SET PROBLEM
Without altering anything, output the material below.

Figure record extracts
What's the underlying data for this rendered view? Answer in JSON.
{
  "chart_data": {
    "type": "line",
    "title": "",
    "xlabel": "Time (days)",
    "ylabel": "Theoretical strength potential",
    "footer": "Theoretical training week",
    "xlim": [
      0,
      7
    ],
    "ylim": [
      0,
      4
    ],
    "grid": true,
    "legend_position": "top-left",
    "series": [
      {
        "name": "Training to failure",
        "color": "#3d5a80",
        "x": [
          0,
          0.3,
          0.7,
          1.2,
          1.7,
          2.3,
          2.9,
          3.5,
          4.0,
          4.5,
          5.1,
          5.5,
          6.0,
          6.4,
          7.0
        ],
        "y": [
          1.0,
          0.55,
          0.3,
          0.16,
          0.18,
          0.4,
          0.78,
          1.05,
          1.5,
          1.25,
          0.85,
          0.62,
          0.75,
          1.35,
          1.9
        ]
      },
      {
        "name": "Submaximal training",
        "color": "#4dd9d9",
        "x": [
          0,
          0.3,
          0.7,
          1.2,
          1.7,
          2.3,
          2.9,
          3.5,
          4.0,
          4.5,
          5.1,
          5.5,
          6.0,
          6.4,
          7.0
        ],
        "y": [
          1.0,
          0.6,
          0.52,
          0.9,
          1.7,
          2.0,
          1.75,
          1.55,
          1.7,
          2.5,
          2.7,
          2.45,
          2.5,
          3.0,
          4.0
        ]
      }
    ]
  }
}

SOLUTION TO THIS EXERCISE
What's the underlying data for this rendered view? Answer in JSON.
{
  "chart_data": {
    "type": "line",
    "title": "",
    "xlabel": "Time (days)",
    "ylabel": "Theoretical strength potential",
    "footer": "Theoretical training week",
    "xlim": [
      0,
      7
    ],
    "ylim": [
      0,
      4
    ],
    "grid": true,
    "legend_position": "top-left",
    "series": [
      {
        "name": "Training to failure",
        "color": "#3d5a80",
        "x": [
          0,
          0.3,
          0.7,
          1.2,
          1.7,
          2.3,
          2.9,
          3.5,
          4.0,
          4.5,
          5.1,
          5.5,
          6.0,
          6.4,
          7.0
        ],
        "y": [
          1.0,
          0.55,
          0.3,
          0.16,
          0.18,
          0.4,
          0.78,
          1.05,
          1.5,
          1.25,
          0.85,
          0.62,
          0.75,
          1.35,
          1.9
        ]
      },
      {
        "name": "Submaximal training",
        "color": "#4dd9d9",
        "x": [
          0,
          0.3,
          0.7,
          1.2,
          1.7,
          2.3,
          2.9,
          3.5,
          4.0,
          4.5,
          5.1,
          5.5,
          6.0,
          6.4,
          7.0
        ],
        "y": [
          1.0,
          0.6,
          0.52,
          0.9,
          1.7,
          2.0,
          1.75,
          1.55,
          1.7,
          2.5,
          2.7,
          2.45,
          2.5,
          3.0,
          4.0
        ]
      }
    ]
  }
}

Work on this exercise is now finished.